▶ [Instructions to follow]: Work out how many lines of the listing hold the string "Balloons", then answer with that number and nothing else.

▶ [Data to use]:
--- BEGIN ---

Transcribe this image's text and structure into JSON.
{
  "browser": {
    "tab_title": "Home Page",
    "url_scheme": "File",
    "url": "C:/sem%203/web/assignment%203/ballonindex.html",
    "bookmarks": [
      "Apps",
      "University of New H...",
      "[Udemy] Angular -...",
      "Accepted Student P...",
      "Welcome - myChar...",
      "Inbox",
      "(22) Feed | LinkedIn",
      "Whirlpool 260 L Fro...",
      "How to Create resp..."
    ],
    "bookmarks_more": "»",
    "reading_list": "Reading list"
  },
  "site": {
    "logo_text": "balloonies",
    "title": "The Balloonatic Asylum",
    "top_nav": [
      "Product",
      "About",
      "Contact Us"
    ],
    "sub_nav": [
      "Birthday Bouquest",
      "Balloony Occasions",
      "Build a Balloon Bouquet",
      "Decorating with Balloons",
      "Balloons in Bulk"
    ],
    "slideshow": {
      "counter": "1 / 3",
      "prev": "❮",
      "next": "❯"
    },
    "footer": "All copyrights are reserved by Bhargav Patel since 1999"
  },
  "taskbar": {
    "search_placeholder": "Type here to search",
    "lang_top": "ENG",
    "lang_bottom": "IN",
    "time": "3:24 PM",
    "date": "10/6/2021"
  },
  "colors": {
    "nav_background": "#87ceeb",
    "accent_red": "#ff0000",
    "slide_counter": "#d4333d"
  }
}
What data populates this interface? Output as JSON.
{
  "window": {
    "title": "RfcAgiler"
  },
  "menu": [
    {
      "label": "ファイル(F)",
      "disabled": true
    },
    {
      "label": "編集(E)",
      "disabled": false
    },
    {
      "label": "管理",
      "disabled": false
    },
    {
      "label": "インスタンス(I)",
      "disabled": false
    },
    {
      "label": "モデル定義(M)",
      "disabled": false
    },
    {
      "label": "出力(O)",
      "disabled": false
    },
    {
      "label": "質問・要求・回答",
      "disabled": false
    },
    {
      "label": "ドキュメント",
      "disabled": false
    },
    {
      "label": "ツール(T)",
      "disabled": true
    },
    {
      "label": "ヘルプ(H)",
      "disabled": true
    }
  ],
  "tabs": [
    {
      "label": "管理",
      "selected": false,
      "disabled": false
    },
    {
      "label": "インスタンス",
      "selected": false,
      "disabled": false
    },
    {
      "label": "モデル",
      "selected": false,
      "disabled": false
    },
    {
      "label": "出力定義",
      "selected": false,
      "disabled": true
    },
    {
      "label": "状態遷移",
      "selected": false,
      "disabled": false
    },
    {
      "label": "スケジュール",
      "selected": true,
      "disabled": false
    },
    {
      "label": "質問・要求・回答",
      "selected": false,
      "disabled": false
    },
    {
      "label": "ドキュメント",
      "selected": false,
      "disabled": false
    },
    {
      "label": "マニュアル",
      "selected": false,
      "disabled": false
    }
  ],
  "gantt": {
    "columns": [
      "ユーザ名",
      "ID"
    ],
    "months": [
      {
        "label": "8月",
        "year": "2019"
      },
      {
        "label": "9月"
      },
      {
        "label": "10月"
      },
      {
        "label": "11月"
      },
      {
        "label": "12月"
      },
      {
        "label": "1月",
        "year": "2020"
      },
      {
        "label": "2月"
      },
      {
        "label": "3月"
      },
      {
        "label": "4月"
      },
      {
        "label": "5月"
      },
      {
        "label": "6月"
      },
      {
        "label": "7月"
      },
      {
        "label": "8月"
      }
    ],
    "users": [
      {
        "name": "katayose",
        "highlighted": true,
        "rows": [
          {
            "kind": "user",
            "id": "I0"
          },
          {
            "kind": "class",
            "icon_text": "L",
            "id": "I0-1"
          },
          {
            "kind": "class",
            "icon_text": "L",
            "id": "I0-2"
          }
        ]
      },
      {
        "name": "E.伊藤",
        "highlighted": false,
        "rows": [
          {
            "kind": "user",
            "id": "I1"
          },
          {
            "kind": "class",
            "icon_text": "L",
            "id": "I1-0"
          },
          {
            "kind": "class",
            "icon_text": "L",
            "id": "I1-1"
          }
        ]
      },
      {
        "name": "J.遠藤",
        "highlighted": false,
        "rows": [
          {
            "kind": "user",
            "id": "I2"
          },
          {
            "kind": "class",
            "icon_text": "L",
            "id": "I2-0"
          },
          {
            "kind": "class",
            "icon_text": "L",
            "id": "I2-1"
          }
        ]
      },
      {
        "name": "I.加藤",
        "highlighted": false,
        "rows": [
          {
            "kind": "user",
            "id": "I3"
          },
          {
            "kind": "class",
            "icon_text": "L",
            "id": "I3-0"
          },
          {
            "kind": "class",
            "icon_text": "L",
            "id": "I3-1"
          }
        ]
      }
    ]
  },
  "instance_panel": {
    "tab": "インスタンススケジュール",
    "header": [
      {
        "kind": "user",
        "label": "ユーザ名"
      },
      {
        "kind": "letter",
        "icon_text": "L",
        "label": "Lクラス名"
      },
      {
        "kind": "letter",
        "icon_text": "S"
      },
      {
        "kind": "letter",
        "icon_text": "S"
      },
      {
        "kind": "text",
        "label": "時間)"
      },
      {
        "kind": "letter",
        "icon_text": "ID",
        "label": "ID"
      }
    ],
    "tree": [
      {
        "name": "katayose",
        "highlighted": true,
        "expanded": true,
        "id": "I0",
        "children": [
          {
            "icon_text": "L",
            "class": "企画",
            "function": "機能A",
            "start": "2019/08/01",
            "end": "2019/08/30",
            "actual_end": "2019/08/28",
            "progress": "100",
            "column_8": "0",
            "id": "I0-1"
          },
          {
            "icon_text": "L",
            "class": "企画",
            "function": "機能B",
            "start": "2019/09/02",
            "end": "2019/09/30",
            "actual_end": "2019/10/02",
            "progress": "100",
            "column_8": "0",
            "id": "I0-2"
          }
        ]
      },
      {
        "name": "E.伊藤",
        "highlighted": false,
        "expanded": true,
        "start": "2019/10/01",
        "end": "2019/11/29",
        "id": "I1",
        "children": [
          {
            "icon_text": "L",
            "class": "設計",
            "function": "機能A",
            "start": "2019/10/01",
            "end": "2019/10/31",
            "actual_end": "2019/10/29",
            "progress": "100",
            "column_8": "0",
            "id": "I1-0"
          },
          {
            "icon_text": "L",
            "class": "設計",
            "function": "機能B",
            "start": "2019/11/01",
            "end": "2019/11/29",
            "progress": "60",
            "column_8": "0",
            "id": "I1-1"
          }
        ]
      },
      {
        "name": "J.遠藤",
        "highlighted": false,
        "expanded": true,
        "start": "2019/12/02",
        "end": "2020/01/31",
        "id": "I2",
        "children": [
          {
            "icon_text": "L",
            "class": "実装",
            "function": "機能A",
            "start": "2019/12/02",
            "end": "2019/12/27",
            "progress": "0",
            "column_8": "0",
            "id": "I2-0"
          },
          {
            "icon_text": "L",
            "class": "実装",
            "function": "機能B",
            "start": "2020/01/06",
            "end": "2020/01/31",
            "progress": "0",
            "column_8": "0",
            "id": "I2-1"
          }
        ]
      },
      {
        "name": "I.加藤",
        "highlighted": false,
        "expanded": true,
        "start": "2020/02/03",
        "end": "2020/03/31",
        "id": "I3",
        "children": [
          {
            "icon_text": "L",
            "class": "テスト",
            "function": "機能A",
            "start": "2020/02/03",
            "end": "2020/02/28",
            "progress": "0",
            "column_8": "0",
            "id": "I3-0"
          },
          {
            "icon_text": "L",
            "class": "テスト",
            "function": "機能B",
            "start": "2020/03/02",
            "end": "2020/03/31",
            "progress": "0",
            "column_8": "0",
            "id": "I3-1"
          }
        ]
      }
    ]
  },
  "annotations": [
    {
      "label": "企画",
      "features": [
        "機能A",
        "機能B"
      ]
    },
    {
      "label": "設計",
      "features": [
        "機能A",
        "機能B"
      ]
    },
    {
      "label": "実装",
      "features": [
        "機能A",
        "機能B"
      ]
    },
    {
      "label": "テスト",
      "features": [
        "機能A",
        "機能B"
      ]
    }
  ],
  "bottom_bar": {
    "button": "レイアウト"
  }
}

--- END ---

▶ [Solution to this exercise]: 2